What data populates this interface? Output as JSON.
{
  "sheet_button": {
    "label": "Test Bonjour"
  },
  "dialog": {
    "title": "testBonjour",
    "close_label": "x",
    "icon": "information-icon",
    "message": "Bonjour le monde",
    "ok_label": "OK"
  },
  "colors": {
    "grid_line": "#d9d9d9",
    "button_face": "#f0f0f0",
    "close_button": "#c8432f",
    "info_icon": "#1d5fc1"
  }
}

Exercise
Return all of the data precisely as it appears.

Answer to the task
What data populates this interface? Output as JSON.
{
  "sheet_button": {
    "label": "Test Bonjour"
  },
  "dialog": {
    "title": "testBonjour",
    "close_label": "x",
    "icon": "information-icon",
    "message": "Bonjour le monde",
    "ok_label": "OK"
  },
  "colors": {
    "grid_line": "#d9d9d9",
    "button_face": "#f0f0f0",
    "close_button": "#c8432f",
    "info_icon": "#1d5fc1"
  }
}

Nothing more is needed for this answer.